Problem statement: Send back the entries below exactly as they appear.
— START Excerpted records —
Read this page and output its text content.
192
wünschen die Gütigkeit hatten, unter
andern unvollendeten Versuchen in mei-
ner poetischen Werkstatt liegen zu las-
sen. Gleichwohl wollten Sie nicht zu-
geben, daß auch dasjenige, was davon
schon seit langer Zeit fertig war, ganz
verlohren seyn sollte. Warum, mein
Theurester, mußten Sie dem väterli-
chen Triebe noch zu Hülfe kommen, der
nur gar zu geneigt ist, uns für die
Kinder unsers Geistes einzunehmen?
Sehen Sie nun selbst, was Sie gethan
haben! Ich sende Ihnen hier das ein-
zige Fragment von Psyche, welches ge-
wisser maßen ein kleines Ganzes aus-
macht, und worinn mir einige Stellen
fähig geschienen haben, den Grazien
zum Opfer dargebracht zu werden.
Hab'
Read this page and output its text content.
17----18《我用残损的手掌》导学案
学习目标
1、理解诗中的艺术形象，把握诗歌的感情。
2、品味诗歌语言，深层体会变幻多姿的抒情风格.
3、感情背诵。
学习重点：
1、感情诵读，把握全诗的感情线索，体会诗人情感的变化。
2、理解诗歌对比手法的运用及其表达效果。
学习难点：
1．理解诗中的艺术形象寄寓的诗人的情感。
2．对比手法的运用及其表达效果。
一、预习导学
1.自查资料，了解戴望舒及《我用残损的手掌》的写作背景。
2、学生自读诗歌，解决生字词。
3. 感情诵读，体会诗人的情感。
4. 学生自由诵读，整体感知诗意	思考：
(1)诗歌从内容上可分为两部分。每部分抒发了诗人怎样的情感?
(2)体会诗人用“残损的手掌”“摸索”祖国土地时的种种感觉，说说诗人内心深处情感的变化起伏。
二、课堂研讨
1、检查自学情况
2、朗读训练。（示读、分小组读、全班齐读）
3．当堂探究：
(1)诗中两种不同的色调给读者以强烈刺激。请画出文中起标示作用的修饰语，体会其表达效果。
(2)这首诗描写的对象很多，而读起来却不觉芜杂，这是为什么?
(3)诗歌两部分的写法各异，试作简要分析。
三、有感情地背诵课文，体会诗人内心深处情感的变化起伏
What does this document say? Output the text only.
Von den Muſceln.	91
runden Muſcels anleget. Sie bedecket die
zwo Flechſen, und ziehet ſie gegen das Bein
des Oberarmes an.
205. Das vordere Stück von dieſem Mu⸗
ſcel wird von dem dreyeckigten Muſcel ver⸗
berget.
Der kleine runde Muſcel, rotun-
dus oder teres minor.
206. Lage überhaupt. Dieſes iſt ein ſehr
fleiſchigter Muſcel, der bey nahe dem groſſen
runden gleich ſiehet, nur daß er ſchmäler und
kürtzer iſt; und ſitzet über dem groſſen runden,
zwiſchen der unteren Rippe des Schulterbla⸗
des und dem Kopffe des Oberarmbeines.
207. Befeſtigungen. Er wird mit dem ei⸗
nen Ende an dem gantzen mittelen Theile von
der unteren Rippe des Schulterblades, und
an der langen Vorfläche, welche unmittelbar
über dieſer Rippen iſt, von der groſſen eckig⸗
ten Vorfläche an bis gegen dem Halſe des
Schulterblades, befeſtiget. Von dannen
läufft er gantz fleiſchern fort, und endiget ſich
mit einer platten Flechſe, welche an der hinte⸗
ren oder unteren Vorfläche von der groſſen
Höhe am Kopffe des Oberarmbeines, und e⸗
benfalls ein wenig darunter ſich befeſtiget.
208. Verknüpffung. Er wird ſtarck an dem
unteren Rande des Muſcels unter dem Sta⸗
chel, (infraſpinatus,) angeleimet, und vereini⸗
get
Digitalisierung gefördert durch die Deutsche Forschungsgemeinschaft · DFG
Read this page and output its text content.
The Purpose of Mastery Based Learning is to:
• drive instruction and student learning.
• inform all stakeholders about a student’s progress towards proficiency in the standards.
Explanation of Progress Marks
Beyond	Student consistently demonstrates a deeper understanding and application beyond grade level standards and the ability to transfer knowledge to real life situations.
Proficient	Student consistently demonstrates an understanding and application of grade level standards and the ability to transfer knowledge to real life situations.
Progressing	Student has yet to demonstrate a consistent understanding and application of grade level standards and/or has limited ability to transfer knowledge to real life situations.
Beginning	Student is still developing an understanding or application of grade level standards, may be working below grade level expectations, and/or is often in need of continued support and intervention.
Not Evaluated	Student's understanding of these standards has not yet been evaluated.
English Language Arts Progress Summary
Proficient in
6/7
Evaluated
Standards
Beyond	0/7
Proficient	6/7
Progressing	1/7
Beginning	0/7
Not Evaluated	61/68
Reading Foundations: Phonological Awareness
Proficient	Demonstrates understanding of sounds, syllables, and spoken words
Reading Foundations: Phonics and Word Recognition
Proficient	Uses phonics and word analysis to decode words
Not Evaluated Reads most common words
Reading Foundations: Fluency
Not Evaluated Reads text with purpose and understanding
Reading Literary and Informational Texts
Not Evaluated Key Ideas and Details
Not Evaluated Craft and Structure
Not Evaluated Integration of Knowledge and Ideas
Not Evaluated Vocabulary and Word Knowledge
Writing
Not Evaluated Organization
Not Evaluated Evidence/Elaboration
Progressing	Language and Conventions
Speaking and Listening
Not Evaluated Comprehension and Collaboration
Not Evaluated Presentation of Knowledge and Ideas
— END Excerpted records —
Expected answer:
Read this page and output its text content.
192
wünschen die Gütigkeit hatten, unter
andern unvollendeten Versuchen in mei-
ner poetischen Werkstatt liegen zu las-
sen. Gleichwohl wollten Sie nicht zu-
geben, daß auch dasjenige, was davon
schon seit langer Zeit fertig war, ganz
verlohren seyn sollte. Warum, mein
Theurester, mußten Sie dem väterli-
chen Triebe noch zu Hülfe kommen, der
nur gar zu geneigt ist, uns für die
Kinder unsers Geistes einzunehmen?
Sehen Sie nun selbst, was Sie gethan
haben! Ich sende Ihnen hier das ein-
zige Fragment von Psyche, welches ge-
wisser maßen ein kleines Ganzes aus-
macht, und worinn mir einige Stellen
fähig geschienen haben, den Grazien
zum Opfer dargebracht zu werden.
Hab'
Read this page and output its text content.
17----18《我用残损的手掌》导学案
学习目标
1、理解诗中的艺术形象，把握诗歌的感情。
2、品味诗歌语言，深层体会变幻多姿的抒情风格.
3、感情背诵。
学习重点：
1、感情诵读，把握全诗的感情线索，体会诗人情感的变化。
2、理解诗歌对比手法的运用及其表达效果。
学习难点：
1．理解诗中的艺术形象寄寓的诗人的情感。
2．对比手法的运用及其表达效果。
一、预习导学
1.自查资料，了解戴望舒及《我用残损的手掌》的写作背景。
2、学生自读诗歌，解决生字词。
3. 感情诵读，体会诗人的情感。
4. 学生自由诵读，整体感知诗意	思考：
(1)诗歌从内容上可分为两部分。每部分抒发了诗人怎样的情感?
(2)体会诗人用“残损的手掌”“摸索”祖国土地时的种种感觉，说说诗人内心深处情感的变化起伏。
二、课堂研讨
1、检查自学情况
2、朗读训练。（示读、分小组读、全班齐读）
3．当堂探究：
(1)诗中两种不同的色调给读者以强烈刺激。请画出文中起标示作用的修饰语，体会其表达效果。
(2)这首诗描写的对象很多，而读起来却不觉芜杂，这是为什么?
(3)诗歌两部分的写法各异，试作简要分析。
三、有感情地背诵课文，体会诗人内心深处情感的变化起伏
What does this document say? Output the text only.
Von den Muſceln.	91
runden Muſcels anleget. Sie bedecket die
zwo Flechſen, und ziehet ſie gegen das Bein
des Oberarmes an.
205. Das vordere Stück von dieſem Mu⸗
ſcel wird von dem dreyeckigten Muſcel ver⸗
berget.
Der kleine runde Muſcel, rotun-
dus oder teres minor.
206. Lage überhaupt. Dieſes iſt ein ſehr
fleiſchigter Muſcel, der bey nahe dem groſſen
runden gleich ſiehet, nur daß er ſchmäler und
kürtzer iſt; und ſitzet über dem groſſen runden,
zwiſchen der unteren Rippe des Schulterbla⸗
des und dem Kopffe des Oberarmbeines.
207. Befeſtigungen. Er wird mit dem ei⸗
nen Ende an dem gantzen mittelen Theile von
der unteren Rippe des Schulterblades, und
an der langen Vorfläche, welche unmittelbar
über dieſer Rippen iſt, von der groſſen eckig⸗
ten Vorfläche an bis gegen dem Halſe des
Schulterblades, befeſtiget. Von dannen
läufft er gantz fleiſchern fort, und endiget ſich
mit einer platten Flechſe, welche an der hinte⸗
ren oder unteren Vorfläche von der groſſen
Höhe am Kopffe des Oberarmbeines, und e⸗
benfalls ein wenig darunter ſich befeſtiget.
208. Verknüpffung. Er wird ſtarck an dem
unteren Rande des Muſcels unter dem Sta⸗
chel, (infraſpinatus,) angeleimet, und vereini⸗
get
Digitalisierung gefördert durch die Deutsche Forschungsgemeinschaft · DFG
Read this page and output its text content.
The Purpose of Mastery Based Learning is to:
• drive instruction and student learning.
• inform all stakeholders about a student’s progress towards proficiency in the standards.
Explanation of Progress Marks
Beyond	Student consistently demonstrates a deeper understanding and application beyond grade level standards and the ability to transfer knowledge to real life situations.
Proficient	Student consistently demonstrates an understanding and application of grade level standards and the ability to transfer knowledge to real life situations.
Progressing	Student has yet to demonstrate a consistent understanding and application of grade level standards and/or has limited ability to transfer knowledge to real life situations.
Beginning	Student is still developing an understanding or application of grade level standards, may be working below grade level expectations, and/or is often in need of continued support and intervention.
Not Evaluated	Student's understanding of these standards has not yet been evaluated.
English Language Arts Progress Summary
Proficient in
6/7
Evaluated
Standards
Beyond	0/7
Proficient	6/7
Progressing	1/7
Beginning	0/7
Not Evaluated	61/68
Reading Foundations: Phonological Awareness
Proficient	Demonstrates understanding of sounds, syllables, and spoken words
Reading Foundations: Phonics and Word Recognition
Proficient	Uses phonics and word analysis to decode words
Not Evaluated Reads most common words
Reading Foundations: Fluency
Not Evaluated Reads text with purpose and understanding
Reading Literary and Informational Texts
Not Evaluated Key Ideas and Details
Not Evaluated Craft and Structure
Not Evaluated Integration of Knowledge and Ideas
Not Evaluated Vocabulary and Word Knowledge
Writing
Not Evaluated Organization
Not Evaluated Evidence/Elaboration
Progressing	Language and Conventions
Speaking and Listening
Not Evaluated Comprehension and Collaboration
Not Evaluated Presentation of Knowledge and Ideas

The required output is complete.